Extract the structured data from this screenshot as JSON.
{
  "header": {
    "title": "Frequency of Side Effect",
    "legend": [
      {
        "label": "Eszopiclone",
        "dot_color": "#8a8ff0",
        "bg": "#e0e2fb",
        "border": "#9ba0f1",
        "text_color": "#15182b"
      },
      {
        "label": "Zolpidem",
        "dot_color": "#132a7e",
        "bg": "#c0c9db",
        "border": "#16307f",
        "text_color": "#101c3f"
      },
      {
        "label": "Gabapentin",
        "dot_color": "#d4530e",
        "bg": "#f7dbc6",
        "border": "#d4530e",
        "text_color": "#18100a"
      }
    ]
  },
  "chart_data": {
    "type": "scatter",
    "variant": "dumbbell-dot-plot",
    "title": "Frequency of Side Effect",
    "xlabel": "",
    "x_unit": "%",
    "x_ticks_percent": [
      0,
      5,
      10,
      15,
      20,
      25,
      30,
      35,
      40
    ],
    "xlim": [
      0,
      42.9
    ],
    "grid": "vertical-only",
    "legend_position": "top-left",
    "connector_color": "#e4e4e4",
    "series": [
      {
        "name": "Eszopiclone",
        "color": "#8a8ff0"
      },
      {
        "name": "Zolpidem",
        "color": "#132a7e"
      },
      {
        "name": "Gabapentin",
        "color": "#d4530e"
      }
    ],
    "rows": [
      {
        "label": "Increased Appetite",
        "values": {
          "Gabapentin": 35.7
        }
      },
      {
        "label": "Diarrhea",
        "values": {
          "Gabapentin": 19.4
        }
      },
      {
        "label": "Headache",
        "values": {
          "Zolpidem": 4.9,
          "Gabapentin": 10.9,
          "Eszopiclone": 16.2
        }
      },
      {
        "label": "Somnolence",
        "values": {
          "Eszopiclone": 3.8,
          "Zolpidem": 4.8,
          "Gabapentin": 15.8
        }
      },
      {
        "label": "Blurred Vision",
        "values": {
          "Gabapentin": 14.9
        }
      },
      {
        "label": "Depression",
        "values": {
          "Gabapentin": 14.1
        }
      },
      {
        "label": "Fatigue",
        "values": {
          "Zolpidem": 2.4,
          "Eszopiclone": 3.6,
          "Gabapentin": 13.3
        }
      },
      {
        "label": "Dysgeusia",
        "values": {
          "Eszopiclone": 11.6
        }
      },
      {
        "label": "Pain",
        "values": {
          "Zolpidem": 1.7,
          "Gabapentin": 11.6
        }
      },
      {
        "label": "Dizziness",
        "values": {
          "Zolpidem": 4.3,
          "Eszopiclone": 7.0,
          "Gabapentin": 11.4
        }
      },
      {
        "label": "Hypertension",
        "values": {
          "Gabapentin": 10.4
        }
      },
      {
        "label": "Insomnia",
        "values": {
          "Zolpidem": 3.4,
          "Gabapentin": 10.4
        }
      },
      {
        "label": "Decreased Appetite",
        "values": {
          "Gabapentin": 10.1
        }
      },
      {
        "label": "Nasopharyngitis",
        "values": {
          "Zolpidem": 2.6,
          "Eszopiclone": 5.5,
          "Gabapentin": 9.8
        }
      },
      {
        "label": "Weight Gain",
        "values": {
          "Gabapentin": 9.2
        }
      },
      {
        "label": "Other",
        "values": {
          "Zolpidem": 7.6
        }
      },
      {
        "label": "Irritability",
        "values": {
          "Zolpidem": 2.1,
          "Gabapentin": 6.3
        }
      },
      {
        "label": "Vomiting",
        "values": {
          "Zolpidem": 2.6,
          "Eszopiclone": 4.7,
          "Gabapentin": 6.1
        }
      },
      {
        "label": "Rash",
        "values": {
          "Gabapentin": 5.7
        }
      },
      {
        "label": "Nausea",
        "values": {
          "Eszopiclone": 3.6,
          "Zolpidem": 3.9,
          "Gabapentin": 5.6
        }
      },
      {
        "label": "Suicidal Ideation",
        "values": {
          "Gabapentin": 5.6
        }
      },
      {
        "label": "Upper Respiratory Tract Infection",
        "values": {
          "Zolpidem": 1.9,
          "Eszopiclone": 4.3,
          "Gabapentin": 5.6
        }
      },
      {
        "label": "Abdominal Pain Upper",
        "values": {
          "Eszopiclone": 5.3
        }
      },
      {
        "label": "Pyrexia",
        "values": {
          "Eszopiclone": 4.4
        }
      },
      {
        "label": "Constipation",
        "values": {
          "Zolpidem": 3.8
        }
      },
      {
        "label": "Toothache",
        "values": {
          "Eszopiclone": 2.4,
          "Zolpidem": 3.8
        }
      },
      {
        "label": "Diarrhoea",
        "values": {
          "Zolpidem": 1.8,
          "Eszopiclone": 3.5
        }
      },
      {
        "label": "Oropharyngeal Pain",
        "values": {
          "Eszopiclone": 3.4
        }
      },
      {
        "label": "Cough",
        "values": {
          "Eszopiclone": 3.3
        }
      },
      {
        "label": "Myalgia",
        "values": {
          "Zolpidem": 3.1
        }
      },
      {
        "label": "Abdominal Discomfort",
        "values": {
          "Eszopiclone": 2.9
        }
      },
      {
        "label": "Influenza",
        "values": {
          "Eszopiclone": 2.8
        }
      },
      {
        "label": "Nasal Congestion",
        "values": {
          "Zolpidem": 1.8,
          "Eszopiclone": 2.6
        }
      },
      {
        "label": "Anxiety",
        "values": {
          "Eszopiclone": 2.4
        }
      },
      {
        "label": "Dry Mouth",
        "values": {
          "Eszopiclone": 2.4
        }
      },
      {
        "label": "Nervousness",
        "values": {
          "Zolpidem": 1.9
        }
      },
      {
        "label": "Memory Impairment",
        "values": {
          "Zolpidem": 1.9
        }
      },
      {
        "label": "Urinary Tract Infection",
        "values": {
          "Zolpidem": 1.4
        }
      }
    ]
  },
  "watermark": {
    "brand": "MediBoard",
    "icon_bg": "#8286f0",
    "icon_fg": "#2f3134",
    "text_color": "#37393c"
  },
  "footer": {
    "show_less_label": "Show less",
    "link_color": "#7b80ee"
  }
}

_Instructions for the task_
Type out all of the material again, word for word.

_The response_
Extract the structured data from this screenshot as JSON.
{
  "header": {
    "title": "Frequency of Side Effect",
    "legend": [
      {
        "label": "Eszopiclone",
        "dot_color": "#8a8ff0",
        "bg": "#e0e2fb",
        "border": "#9ba0f1",
        "text_color": "#15182b"
      },
      {
        "label": "Zolpidem",
        "dot_color": "#132a7e",
        "bg": "#c0c9db",
        "border": "#16307f",
        "text_color": "#101c3f"
      },
      {
        "label": "Gabapentin",
        "dot_color": "#d4530e",
        "bg": "#f7dbc6",
        "border": "#d4530e",
        "text_color": "#18100a"
      }
    ]
  },
  "chart_data": {
    "type": "scatter",
    "variant": "dumbbell-dot-plot",
    "title": "Frequency of Side Effect",
    "xlabel": "",
    "x_unit": "%",
    "x_ticks_percent": [
      0,
      5,
      10,
      15,
      20,
      25,
      30,
      35,
      40
    ],
    "xlim": [
      0,
      42.9
    ],
    "grid": "vertical-only",
    "legend_position": "top-left",
    "connector_color": "#e4e4e4",
    "series": [
      {
        "name": "Eszopiclone",
        "color": "#8a8ff0"
      },
      {
        "name": "Zolpidem",
        "color": "#132a7e"
      },
      {
        "name": "Gabapentin",
        "color": "#d4530e"
      }
    ],
    "rows": [
      {
        "label": "Increased Appetite",
        "values": {
          "Gabapentin": 35.7
        }
      },
      {
        "label": "Diarrhea",
        "values": {
          "Gabapentin": 19.4
        }
      },
      {
        "label": "Headache",
        "values": {
          "Zolpidem": 4.9,
          "Gabapentin": 10.9,
          "Eszopiclone": 16.2
        }
      },
      {
        "label": "Somnolence",
        "values": {
          "Eszopiclone": 3.8,
          "Zolpidem": 4.8,
          "Gabapentin": 15.8
        }
      },
      {
        "label": "Blurred Vision",
        "values": {
          "Gabapentin": 14.9
        }
      },
      {
        "label": "Depression",
        "values": {
          "Gabapentin": 14.1
        }
      },
      {
        "label": "Fatigue",
        "values": {
          "Zolpidem": 2.4,
          "Eszopiclone": 3.6,
          "Gabapentin": 13.3
        }
      },
      {
        "label": "Dysgeusia",
        "values": {
          "Eszopiclone": 11.6
        }
      },
      {
        "label": "Pain",
        "values": {
          "Zolpidem": 1.7,
          "Gabapentin": 11.6
        }
      },
      {
        "label": "Dizziness",
        "values": {
          "Zolpidem": 4.3,
          "Eszopiclone": 7.0,
          "Gabapentin": 11.4
        }
      },
      {
        "label": "Hypertension",
        "values": {
          "Gabapentin": 10.4
        }
      },
      {
        "label": "Insomnia",
        "values": {
          "Zolpidem": 3.4,
          "Gabapentin": 10.4
        }
      },
      {
        "label": "Decreased Appetite",
        "values": {
          "Gabapentin": 10.1
        }
      },
      {
        "label": "Nasopharyngitis",
        "values": {
          "Zolpidem": 2.6,
          "Eszopiclone": 5.5,
          "Gabapentin": 9.8
        }
      },
      {
        "label": "Weight Gain",
        "values": {
          "Gabapentin": 9.2
        }
      },
      {
        "label": "Other",
        "values": {
          "Zolpidem": 7.6
        }
      },
      {
        "label": "Irritability",
        "values": {
          "Zolpidem": 2.1,
          "Gabapentin": 6.3
        }
      },
      {
        "label": "Vomiting",
        "values": {
          "Zolpidem": 2.6,
          "Eszopiclone": 4.7,
          "Gabapentin": 6.1
        }
      },
      {
        "label": "Rash",
        "values": {
          "Gabapentin": 5.7
        }
      },
      {
        "label": "Nausea",
        "values": {
          "Eszopiclone": 3.6,
          "Zolpidem": 3.9,
          "Gabapentin": 5.6
        }
      },
      {
        "label": "Suicidal Ideation",
        "values": {
          "Gabapentin": 5.6
        }
      },
      {
        "label": "Upper Respiratory Tract Infection",
        "values": {
          "Zolpidem": 1.9,
          "Eszopiclone": 4.3,
          "Gabapentin": 5.6
        }
      },
      {
        "label": "Abdominal Pain Upper",
        "values": {
          "Eszopiclone": 5.3
        }
      },
      {
        "label": "Pyrexia",
        "values": {
          "Eszopiclone": 4.4
        }
      },
      {
        "label": "Constipation",
        "values": {
          "Zolpidem": 3.8
        }
      },
      {
        "label": "Toothache",
        "values": {
          "Eszopiclone": 2.4,
          "Zolpidem": 3.8
        }
      },
      {
        "label": "Diarrhoea",
        "values": {
          "Zolpidem": 1.8,
          "Eszopiclone": 3.5
        }
      },
      {
        "label": "Oropharyngeal Pain",
        "values": {
          "Eszopiclone": 3.4
        }
      },
      {
        "label": "Cough",
        "values": {
          "Eszopiclone": 3.3
        }
      },
      {
        "label": "Myalgia",
        "values": {
          "Zolpidem": 3.1
        }
      },
      {
        "label": "Abdominal Discomfort",
        "values": {
          "Eszopiclone": 2.9
        }
      },
      {
        "label": "Influenza",
        "values": {
          "Eszopiclone": 2.8
        }
      },
      {
        "label": "Nasal Congestion",
        "values": {
          "Zolpidem": 1.8,
          "Eszopiclone": 2.6
        }
      },
      {
        "label": "Anxiety",
        "values": {
          "Eszopiclone": 2.4
        }
      },
      {
        "label": "Dry Mouth",
        "values": {
          "Eszopiclone": 2.4
        }
      },
      {
        "label": "Nervousness",
        "values": {
          "Zolpidem": 1.9
        }
      },
      {
        "label": "Memory Impairment",
        "values": {
          "Zolpidem": 1.9
        }
      },
      {
        "label": "Urinary Tract Infection",
        "values": {
          "Zolpidem": 1.4
        }
      }
    ]
  },
  "watermark": {
    "brand": "MediBoard",
    "icon_bg": "#8286f0",
    "icon_fg": "#2f3134",
    "text_color": "#37393c"
  },
  "footer": {
    "show_less_label": "Show less",
    "link_color": "#7b80ee"
  }
}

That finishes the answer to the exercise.